-------- Information supplied

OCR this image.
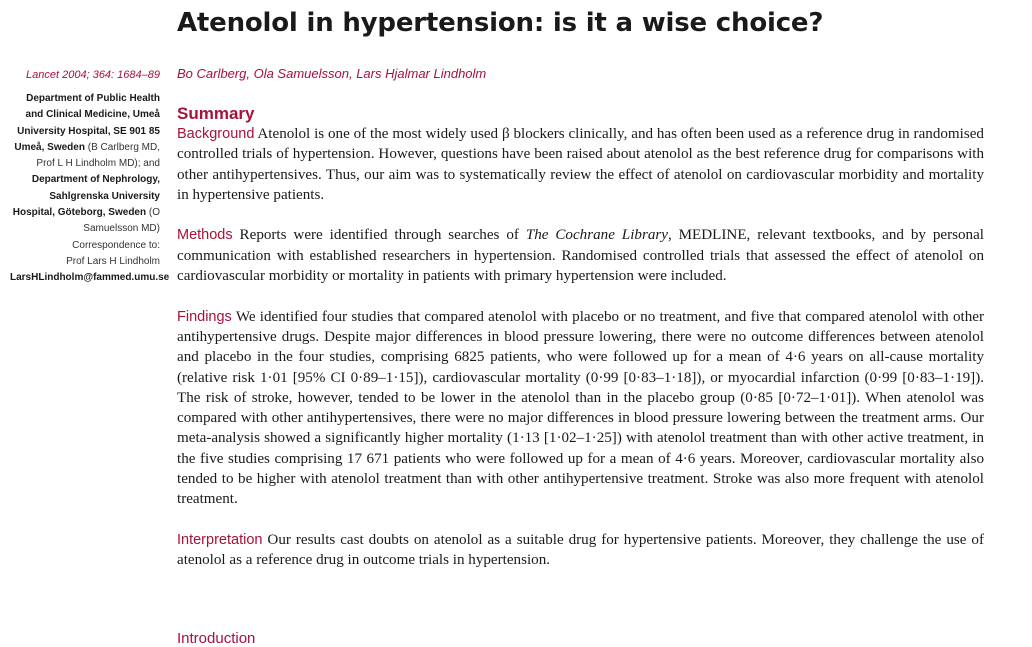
Atenolol in hypertension: is it a wise choice?
Lancet 2004; 364: 1684–89 Bo Carlberg, Ola Samuelsson, Lars Hjalmar Lindholm
Department of Public Health and Clinical Medicine, Umeå University Hospital, SE 901 85 Umeå, Sweden (B Carlberg MD, Prof L H Lindholm MD); and Department of Nephrology, Sahlgrenska University Hospital, Göteborg, Sweden (O Samuelsson MD)
Correspondence to:
Prof Lars H Lindholm
LarsHLindholm@fammed.umu.se
Summary

Background Atenolol is one of the most widely used β blockers clinically, and has often been used as a reference drug in randomised controlled trials of hypertension. However, questions have been raised about atenolol as the best reference drug for comparisons with other antihypertensives. Thus, our aim was to systematically review the effect of atenolol on cardiovascular morbidity and mortality in hypertensive patients.

Methods Reports were identified through searches of The Cochrane Library, MEDLINE, relevant textbooks, and by personal communication with established researchers in hypertension. Randomised controlled trials that assessed the effect of atenolol on cardiovascular morbidity or mortality in patients with primary hypertension were included.

Findings We identified four studies that compared atenolol with placebo or no treatment, and five that compared atenolol with other antihypertensive drugs. Despite major differences in blood pressure lowering, there were no outcome differences between atenolol and placebo in the four studies, comprising 6825 patients, who were followed up for a mean of 4·6 years on all-cause mortality (relative risk 1·01 [95% CI 0·89–1·15]), cardiovascular mortality (0·99 [0·83–1·18]), or myocardial infarction (0·99 [0·83–1·19]). The risk of stroke, however, tended to be lower in the atenolol than in the placebo group (0·85 [0·72–1·01]). When atenolol was compared with other antihypertensives, there were no major differences in blood pressure lowering between the treatment arms. Our meta-analysis showed a significantly higher mortality (1·13 [1·02–1·25]) with atenolol treatment than with other active treatment, in the five studies comprising 17 671 patients who were followed up for a mean of 4·6 years. Moreover, cardiovascular mortality also tended to be higher with atenolol treatment than with other antihypertensive treatment. Stroke was also more frequent with atenolol treatment.

Interpretation Our results cast doubts on atenolol as a suitable drug for hypertensive patients. Moreover, they challenge the use of atenolol as a reference drug in outcome trials in hypertension.

Introduction
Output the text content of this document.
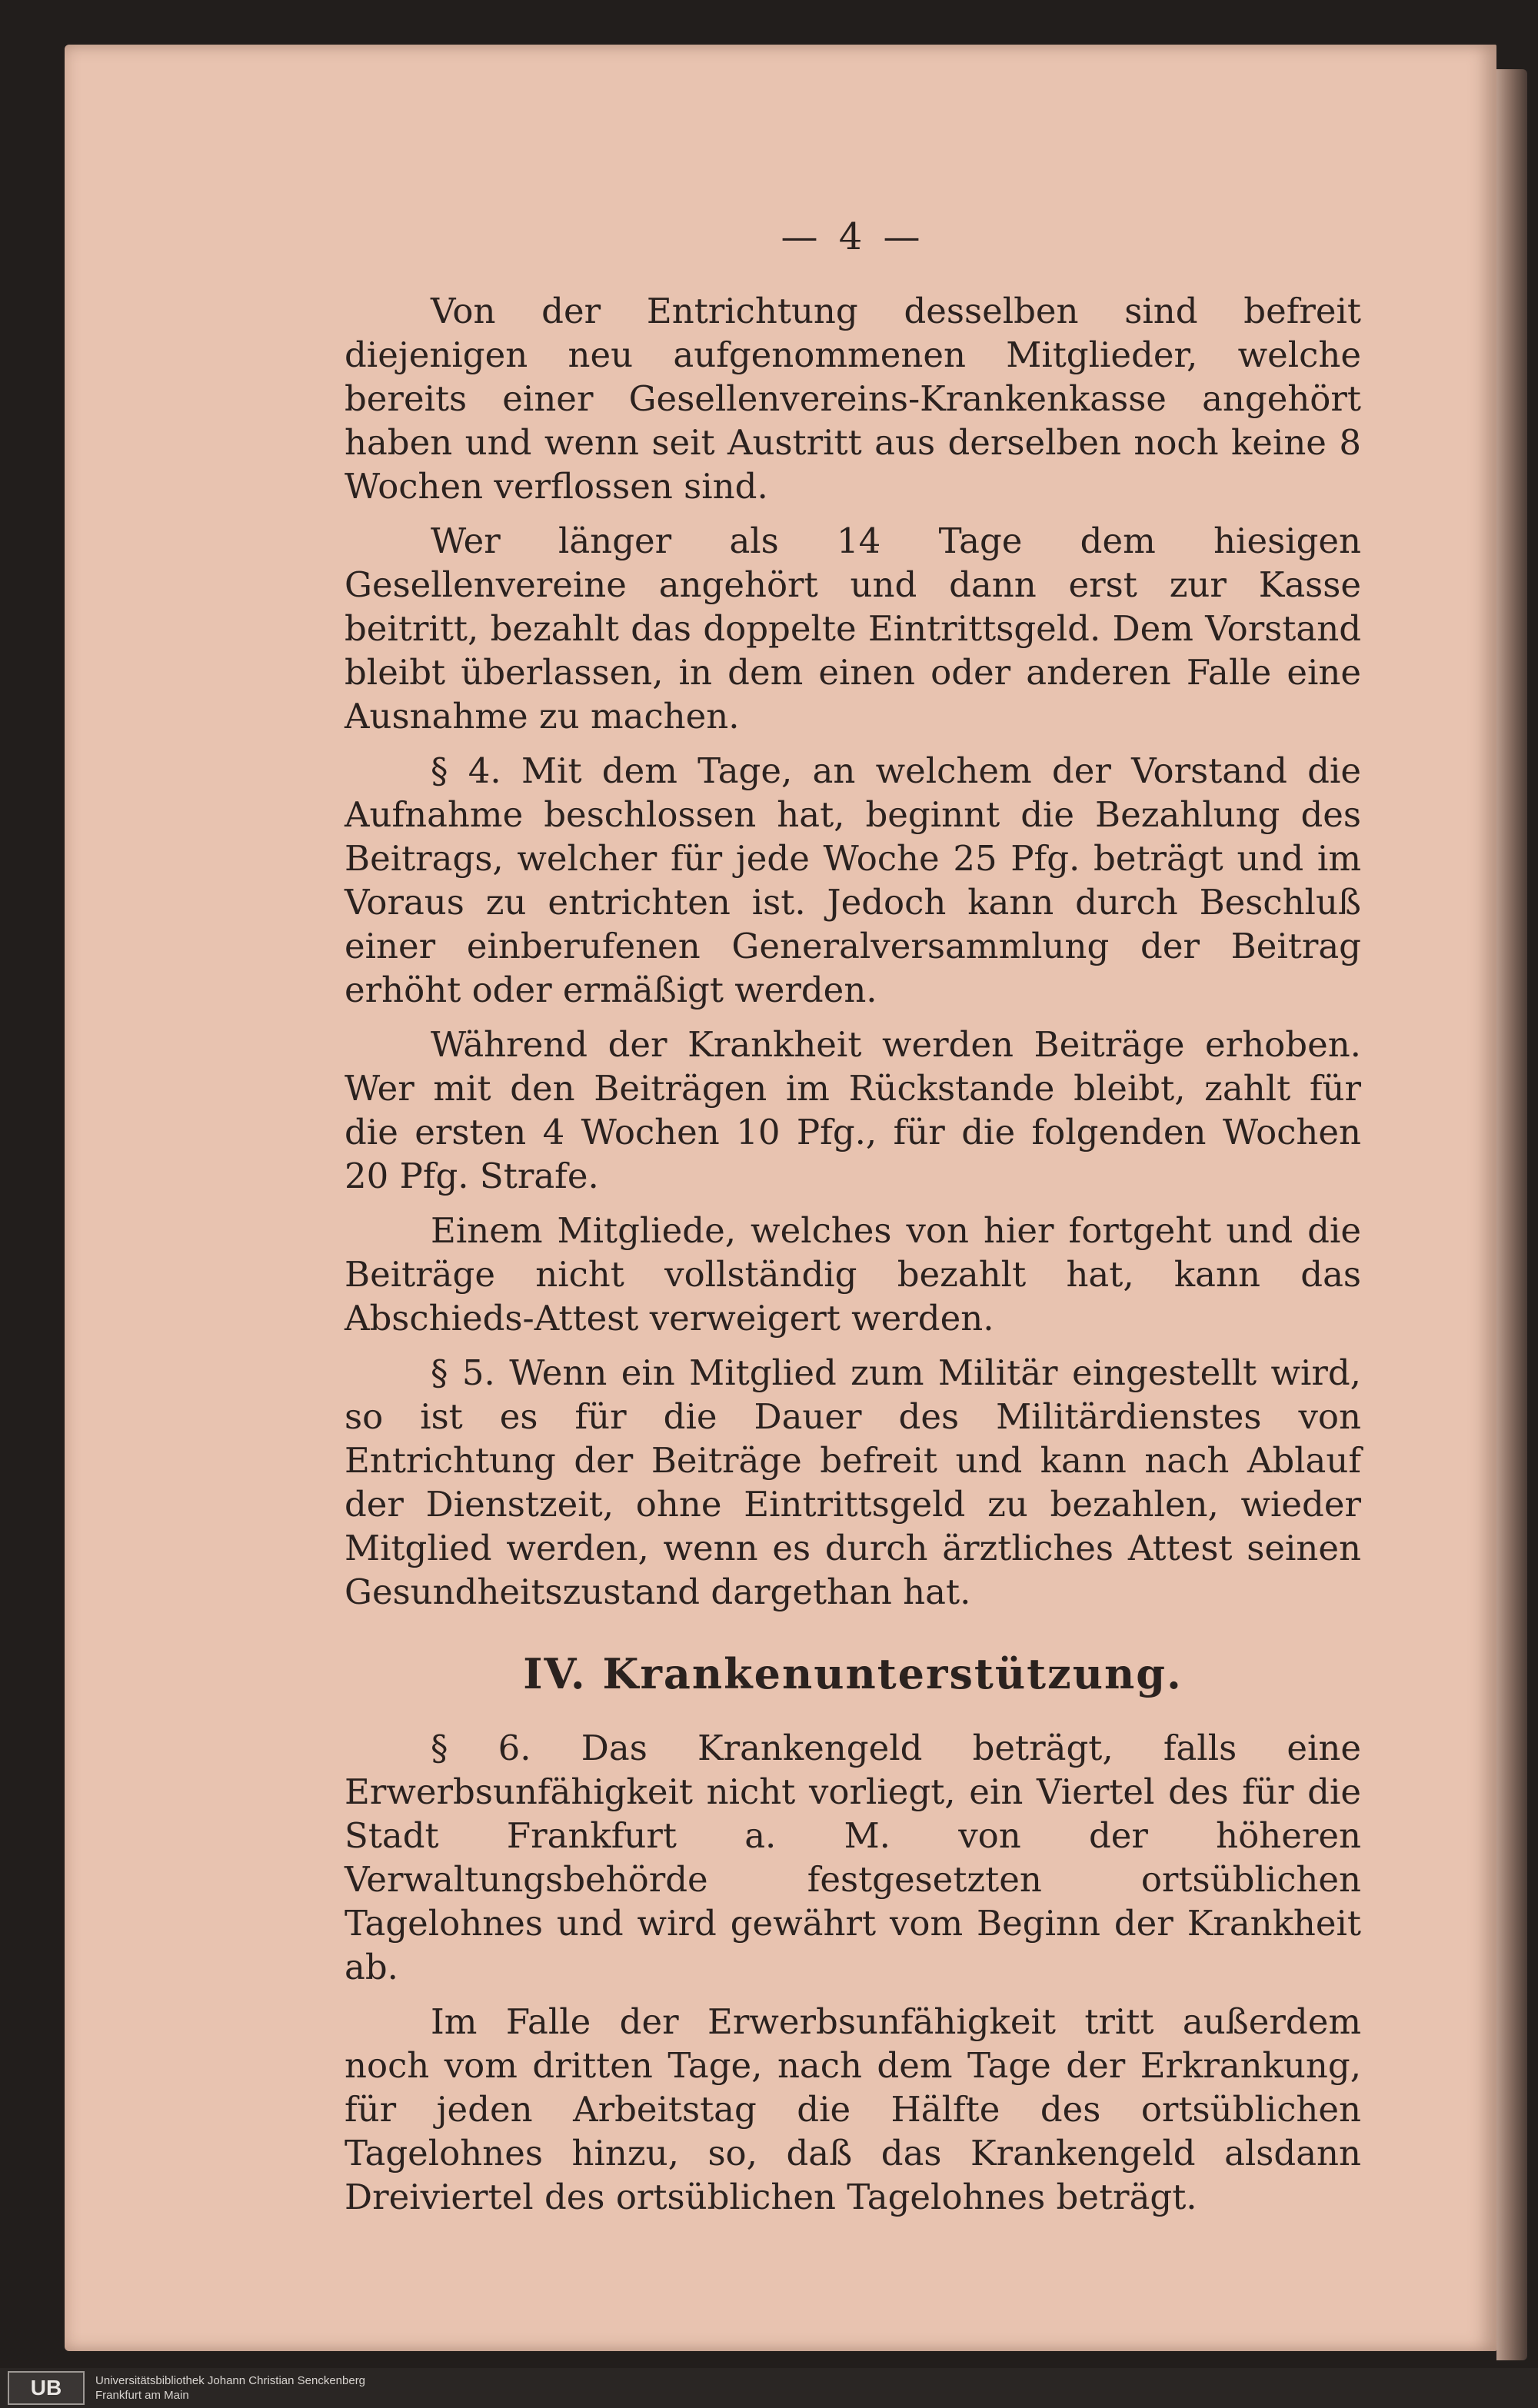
— 4 —

Von der Entrichtung desselben sind befreit diejenigen neu aufgenommenen Mitglieder, welche bereits einer Gesellenvereins-Krankenkasse angehört haben und wenn seit Austritt aus derselben noch keine 8 Wochen verflossen sind.

Wer länger als 14 Tage dem hiesigen Gesellenvereine angehört und dann erst zur Kasse beitritt, bezahlt das doppelte Eintrittsgeld. Dem Vorstand bleibt überlassen, in dem einen oder anderen Falle eine Ausnahme zu machen.

§ 4. Mit dem Tage, an welchem der Vorstand die Aufnahme beschlossen hat, beginnt die Bezahlung des Beitrags, welcher für jede Woche 25 Pfg. beträgt und im Voraus zu entrichten ist. Jedoch kann durch Beschluß einer einberufenen Generalversammlung der Beitrag erhöht oder ermäßigt werden.

Während der Krankheit werden Beiträge erhoben. Wer mit den Beiträgen im Rückstande bleibt, zahlt für die ersten 4 Wochen 10 Pfg., für die folgenden Wochen 20 Pfg. Strafe.

Einem Mitgliede, welches von hier fortgeht und die Beiträge nicht vollständig bezahlt hat, kann das Abschieds-Attest verweigert werden.

§ 5. Wenn ein Mitglied zum Militär eingestellt wird, so ist es für die Dauer des Militärdienstes von Entrichtung der Beiträge befreit und kann nach Ablauf der Dienstzeit, ohne Eintrittsgeld zu bezahlen, wieder Mitglied werden, wenn es durch ärztliches Attest seinen Gesundheitszustand dargethan hat.

IV. Krankenunterstützung.

§ 6. Das Krankengeld beträgt, falls eine Erwerbsunfähigkeit nicht vorliegt, ein Viertel des für die Stadt Frankfurt a. M. von der höheren Verwaltungsbehörde festgesetzten ortsüblichen Tagelohnes und wird gewährt vom Beginn der Krankheit ab.

Im Falle der Erwerbsunfähigkeit tritt außerdem noch vom dritten Tage, nach dem Tage der Erkrankung, für jeden Arbeitstag die Hälfte des ortsüblichen Tagelohnes hinzu, so, daß das Krankengeld alsdann Dreiviertel des ortsüblichen Tagelohnes beträgt.

UB	Universitätsbibliothek Johann Christian Senckenberg
Frankfurt am Main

----------------

**Aim of the task**
What is needed is a word-for-word transcription of all the entries, with the pictures dropped.

**Solution to the exercise**
OCR this image.
Atenolol in hypertension: is it a wise choice?
Lancet 2004; 364: 1684–89 Bo Carlberg, Ola Samuelsson, Lars Hjalmar Lindholm
Department of Public Health and Clinical Medicine, Umeå University Hospital, SE 901 85 Umeå, Sweden (B Carlberg MD, Prof L H Lindholm MD); and Department of Nephrology, Sahlgrenska University Hospital, Göteborg, Sweden (O Samuelsson MD)
Correspondence to:
Prof Lars H Lindholm
LarsHLindholm@fammed.umu.se
Summary

Background Atenolol is one of the most widely used β blockers clinically, and has often been used as a reference drug in randomised controlled trials of hypertension. However, questions have been raised about atenolol as the best reference drug for comparisons with other antihypertensives. Thus, our aim was to systematically review the effect of atenolol on cardiovascular morbidity and mortality in hypertensive patients.

Methods Reports were identified through searches of The Cochrane Library, MEDLINE, relevant textbooks, and by personal communication with established researchers in hypertension. Randomised controlled trials that assessed the effect of atenolol on cardiovascular morbidity or mortality in patients with primary hypertension were included.

Findings We identified four studies that compared atenolol with placebo or no treatment, and five that compared atenolol with other antihypertensive drugs. Despite major differences in blood pressure lowering, there were no outcome differences between atenolol and placebo in the four studies, comprising 6825 patients, who were followed up for a mean of 4·6 years on all-cause mortality (relative risk 1·01 [95% CI 0·89–1·15]), cardiovascular mortality (0·99 [0·83–1·18]), or myocardial infarction (0·99 [0·83–1·19]). The risk of stroke, however, tended to be lower in the atenolol than in the placebo group (0·85 [0·72–1·01]). When atenolol was compared with other antihypertensives, there were no major differences in blood pressure lowering between the treatment arms. Our meta-analysis showed a significantly higher mortality (1·13 [1·02–1·25]) with atenolol treatment than with other active treatment, in the five studies comprising 17 671 patients who were followed up for a mean of 4·6 years. Moreover, cardiovascular mortality also tended to be higher with atenolol treatment than with other antihypertensive treatment. Stroke was also more frequent with atenolol treatment.

Interpretation Our results cast doubts on atenolol as a suitable drug for hypertensive patients. Moreover, they challenge the use of atenolol as a reference drug in outcome trials in hypertension.

Introduction
Output the text content of this document.
— 4 —

Von der Entrichtung desselben sind befreit diejenigen neu aufgenommenen Mitglieder, welche bereits einer Gesellenvereins-Krankenkasse angehört haben und wenn seit Austritt aus derselben noch keine 8 Wochen verflossen sind.

Wer länger als 14 Tage dem hiesigen Gesellenvereine angehört und dann erst zur Kasse beitritt, bezahlt das doppelte Eintrittsgeld. Dem Vorstand bleibt überlassen, in dem einen oder anderen Falle eine Ausnahme zu machen.

§ 4. Mit dem Tage, an welchem der Vorstand die Aufnahme beschlossen hat, beginnt die Bezahlung des Beitrags, welcher für jede Woche 25 Pfg. beträgt und im Voraus zu entrichten ist. Jedoch kann durch Beschluß einer einberufenen Generalversammlung der Beitrag erhöht oder ermäßigt werden.

Während der Krankheit werden Beiträge erhoben. Wer mit den Beiträgen im Rückstande bleibt, zahlt für die ersten 4 Wochen 10 Pfg., für die folgenden Wochen 20 Pfg. Strafe.

Einem Mitgliede, welches von hier fortgeht und die Beiträge nicht vollständig bezahlt hat, kann das Abschieds-Attest verweigert werden.

§ 5. Wenn ein Mitglied zum Militär eingestellt wird, so ist es für die Dauer des Militärdienstes von Entrichtung der Beiträge befreit und kann nach Ablauf der Dienstzeit, ohne Eintrittsgeld zu bezahlen, wieder Mitglied werden, wenn es durch ärztliches Attest seinen Gesundheitszustand dargethan hat.

IV. Krankenunterstützung.

§ 6. Das Krankengeld beträgt, falls eine Erwerbsunfähigkeit nicht vorliegt, ein Viertel des für die Stadt Frankfurt a. M. von der höheren Verwaltungsbehörde festgesetzten ortsüblichen Tagelohnes und wird gewährt vom Beginn der Krankheit ab.

Im Falle der Erwerbsunfähigkeit tritt außerdem noch vom dritten Tage, nach dem Tage der Erkrankung, für jeden Arbeitstag die Hälfte des ortsüblichen Tagelohnes hinzu, so, daß das Krankengeld alsdann Dreiviertel des ortsüblichen Tagelohnes beträgt.

UB	Universitätsbibliothek Johann Christian Senckenberg
Frankfurt am Main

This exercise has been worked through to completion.